• What you are asked to do
Take each line that has the word "this" and return it.

Records:
--------
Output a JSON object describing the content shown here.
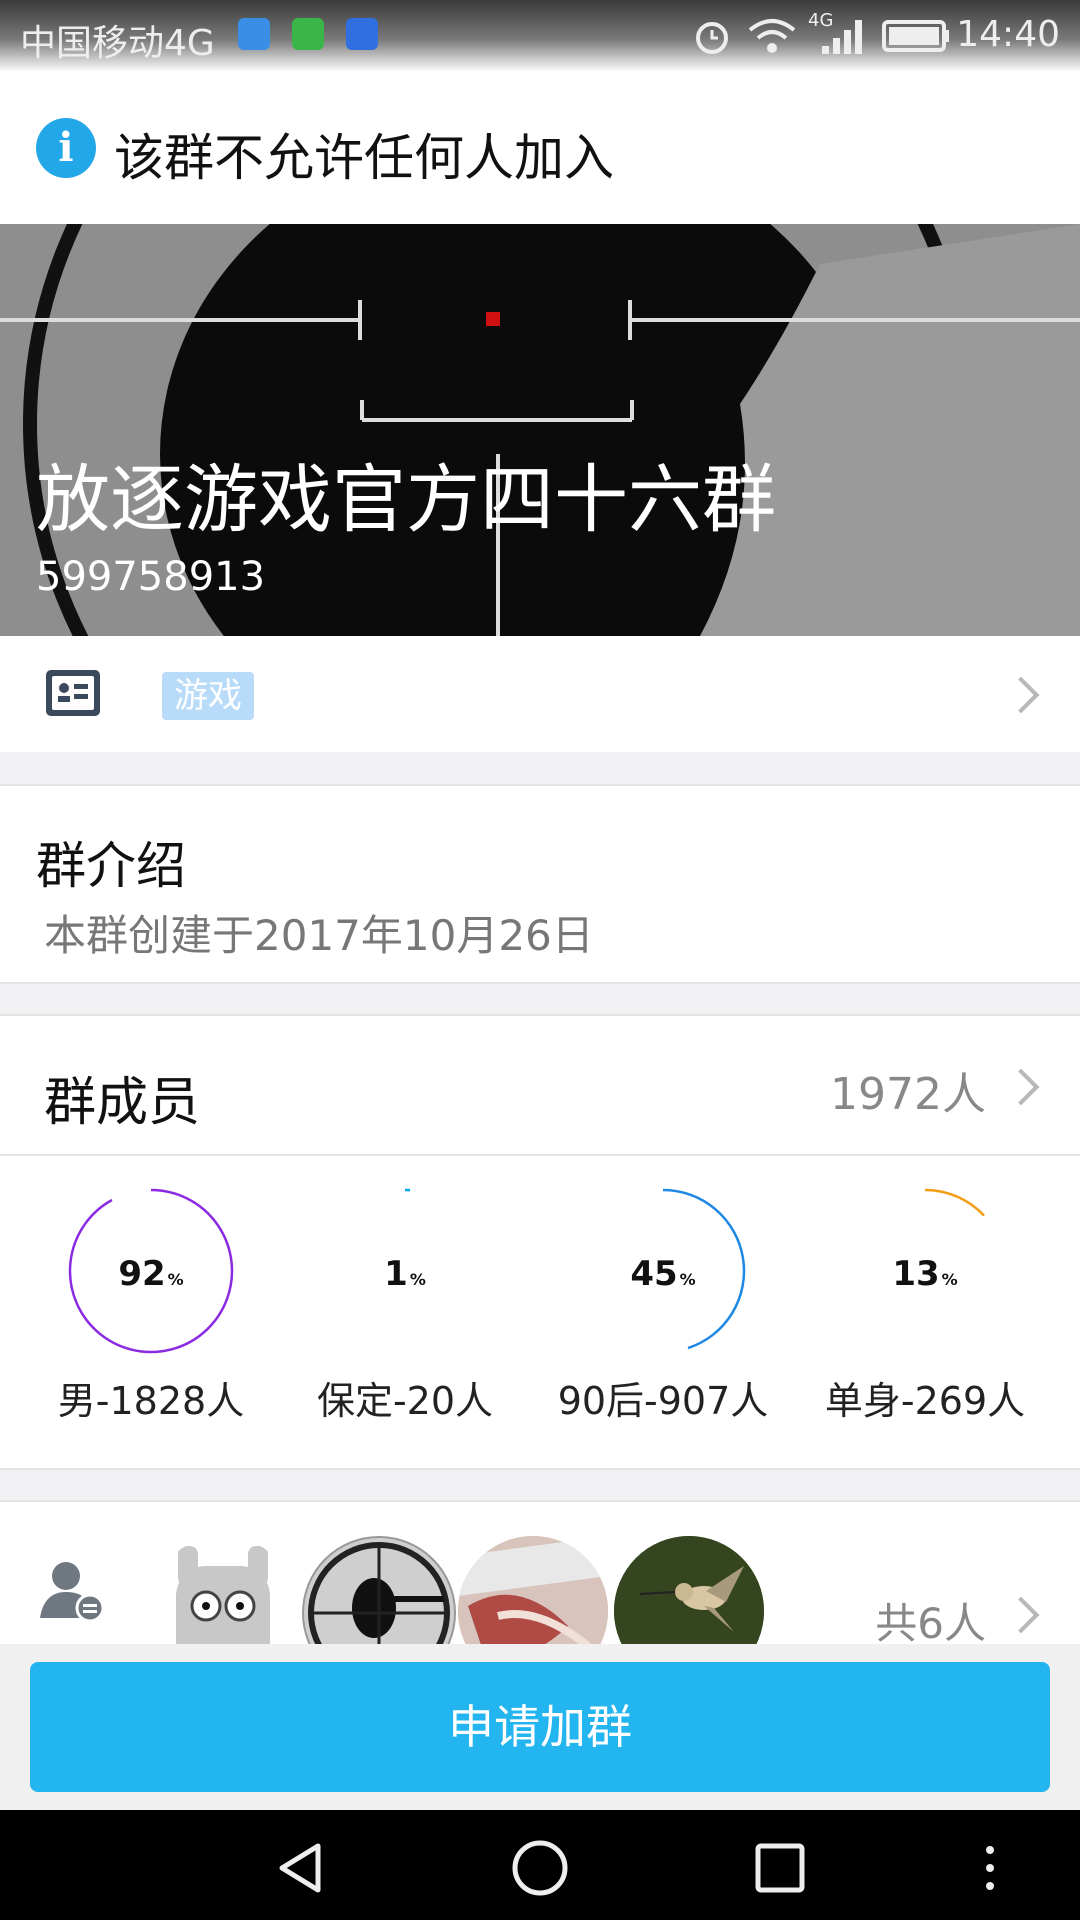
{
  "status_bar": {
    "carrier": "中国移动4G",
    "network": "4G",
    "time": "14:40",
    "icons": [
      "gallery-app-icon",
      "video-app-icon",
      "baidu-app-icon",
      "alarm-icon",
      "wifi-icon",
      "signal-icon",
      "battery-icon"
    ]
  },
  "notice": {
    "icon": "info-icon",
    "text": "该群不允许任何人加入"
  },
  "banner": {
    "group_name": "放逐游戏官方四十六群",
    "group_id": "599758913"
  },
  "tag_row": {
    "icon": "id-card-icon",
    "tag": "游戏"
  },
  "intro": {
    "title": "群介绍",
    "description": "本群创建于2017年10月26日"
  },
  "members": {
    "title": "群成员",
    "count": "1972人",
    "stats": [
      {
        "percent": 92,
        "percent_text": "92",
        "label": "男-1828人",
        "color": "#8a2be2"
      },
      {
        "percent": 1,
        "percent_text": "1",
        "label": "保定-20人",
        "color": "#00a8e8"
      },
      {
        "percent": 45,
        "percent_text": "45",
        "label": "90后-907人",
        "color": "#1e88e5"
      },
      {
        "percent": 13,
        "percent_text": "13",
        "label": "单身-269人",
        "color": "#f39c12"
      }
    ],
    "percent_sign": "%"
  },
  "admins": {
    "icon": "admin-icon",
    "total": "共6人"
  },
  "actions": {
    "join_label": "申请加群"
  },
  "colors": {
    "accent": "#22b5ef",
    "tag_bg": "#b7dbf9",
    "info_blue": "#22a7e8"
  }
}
--------
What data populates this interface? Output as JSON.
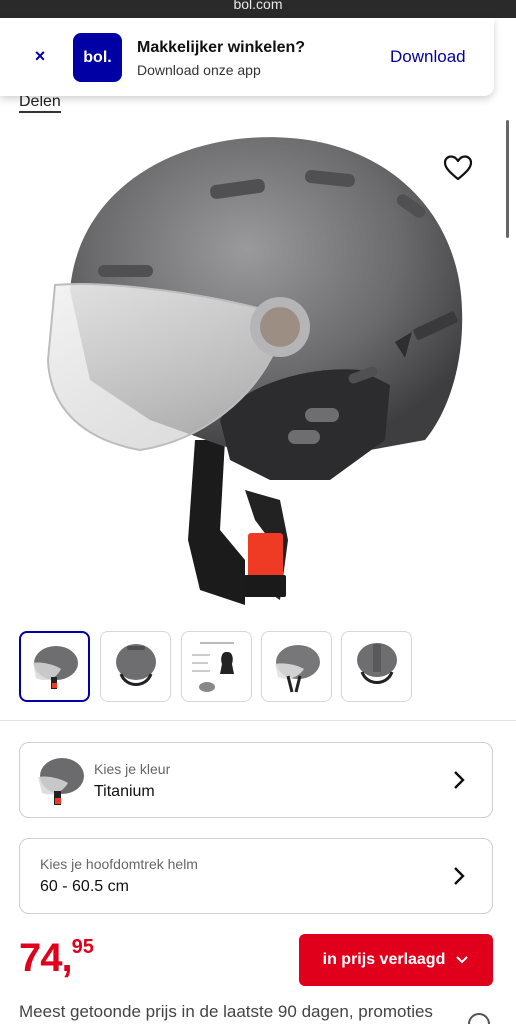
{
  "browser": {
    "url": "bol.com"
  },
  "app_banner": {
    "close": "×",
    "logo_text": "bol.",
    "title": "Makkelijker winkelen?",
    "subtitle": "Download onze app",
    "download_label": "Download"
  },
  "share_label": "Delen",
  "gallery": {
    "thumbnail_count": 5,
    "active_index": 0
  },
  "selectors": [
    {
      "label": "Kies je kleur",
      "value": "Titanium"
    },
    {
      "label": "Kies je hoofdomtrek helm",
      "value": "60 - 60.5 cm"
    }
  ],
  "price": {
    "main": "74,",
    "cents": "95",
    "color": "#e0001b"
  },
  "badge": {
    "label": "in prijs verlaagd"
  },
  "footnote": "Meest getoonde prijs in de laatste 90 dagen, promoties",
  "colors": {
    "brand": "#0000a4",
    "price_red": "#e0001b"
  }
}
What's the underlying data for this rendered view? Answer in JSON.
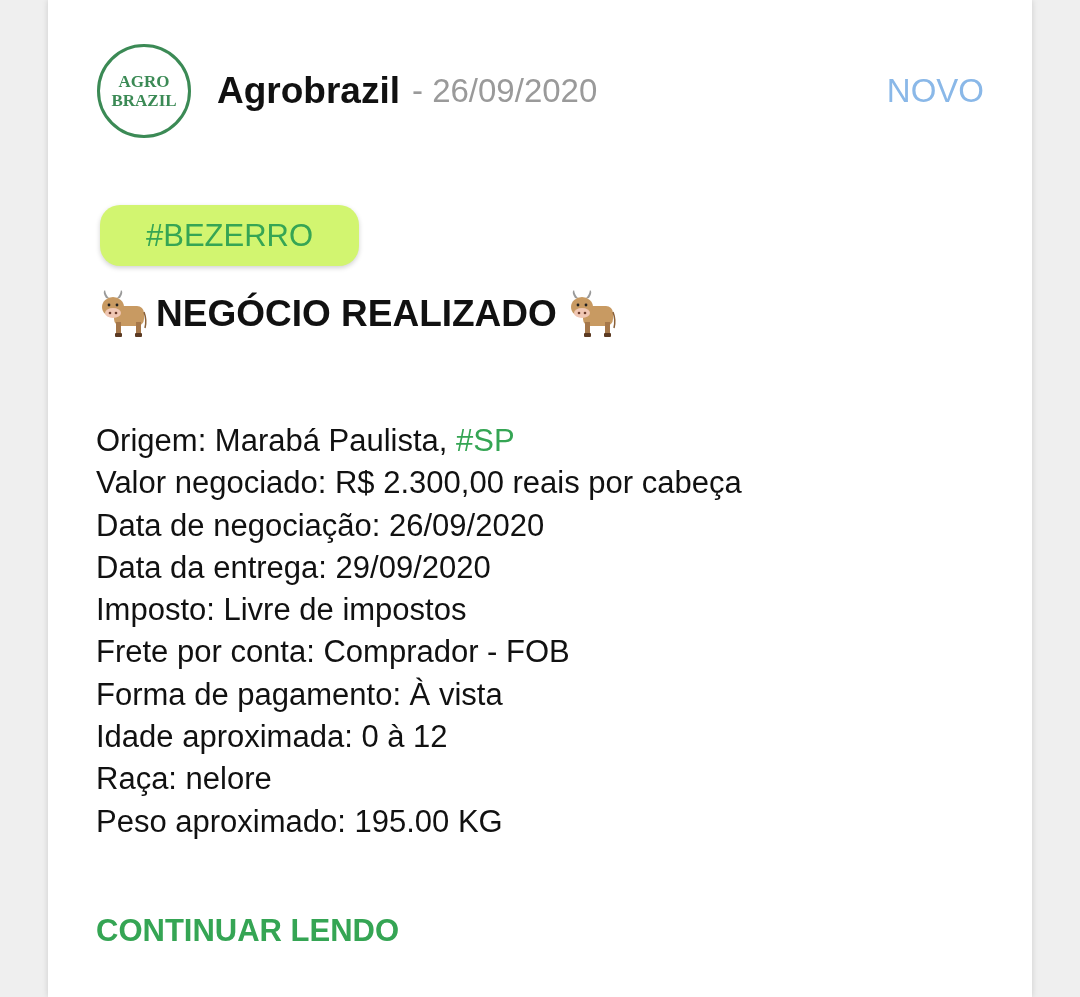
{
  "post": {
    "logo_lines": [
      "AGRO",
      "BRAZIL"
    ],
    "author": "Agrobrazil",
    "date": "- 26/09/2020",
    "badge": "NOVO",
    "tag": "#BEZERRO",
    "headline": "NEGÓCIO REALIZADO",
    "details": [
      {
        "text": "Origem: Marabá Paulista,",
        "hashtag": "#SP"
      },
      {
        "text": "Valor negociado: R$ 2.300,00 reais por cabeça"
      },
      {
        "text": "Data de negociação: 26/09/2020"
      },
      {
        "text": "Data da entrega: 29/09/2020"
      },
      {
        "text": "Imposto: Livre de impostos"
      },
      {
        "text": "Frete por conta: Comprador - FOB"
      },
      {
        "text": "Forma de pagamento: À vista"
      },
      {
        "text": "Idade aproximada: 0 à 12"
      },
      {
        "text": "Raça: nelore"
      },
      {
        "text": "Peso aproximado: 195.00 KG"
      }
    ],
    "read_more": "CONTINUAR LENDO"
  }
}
--------
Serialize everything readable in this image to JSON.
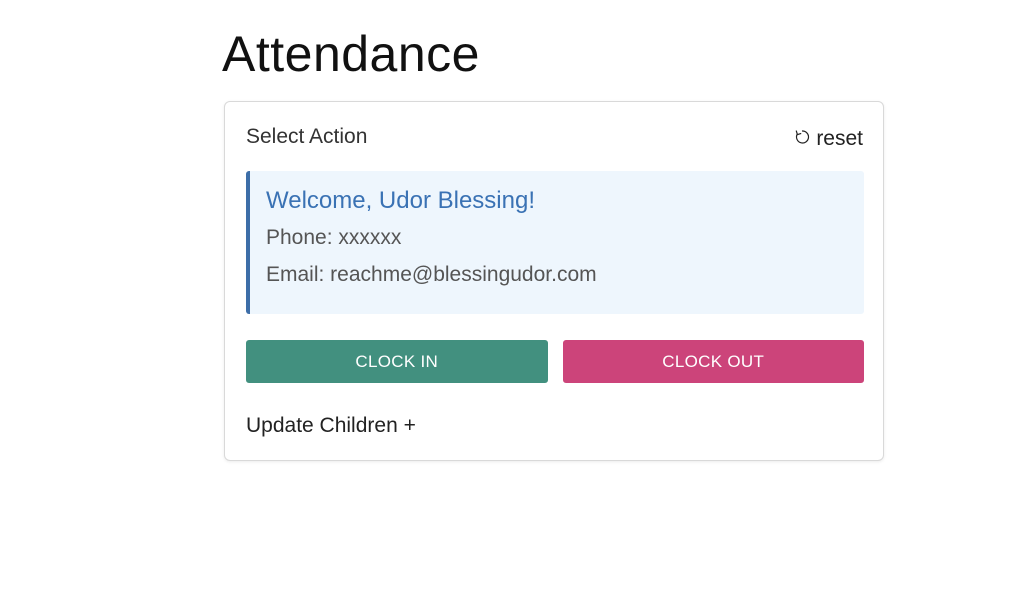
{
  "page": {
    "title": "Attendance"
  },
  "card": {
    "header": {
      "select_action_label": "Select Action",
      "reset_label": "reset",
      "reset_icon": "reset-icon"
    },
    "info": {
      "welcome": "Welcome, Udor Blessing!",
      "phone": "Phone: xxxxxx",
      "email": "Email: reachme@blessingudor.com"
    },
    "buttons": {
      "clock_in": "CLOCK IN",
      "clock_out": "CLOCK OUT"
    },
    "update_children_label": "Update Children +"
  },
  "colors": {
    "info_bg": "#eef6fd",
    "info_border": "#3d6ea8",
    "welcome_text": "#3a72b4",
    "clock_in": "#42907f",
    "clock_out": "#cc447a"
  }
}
--------
• Answer below
What data populates this interface? Output as JSON.
What's the underlying data for this rendered view? Answer in JSON.
Serialize everything readable in this image to JSON.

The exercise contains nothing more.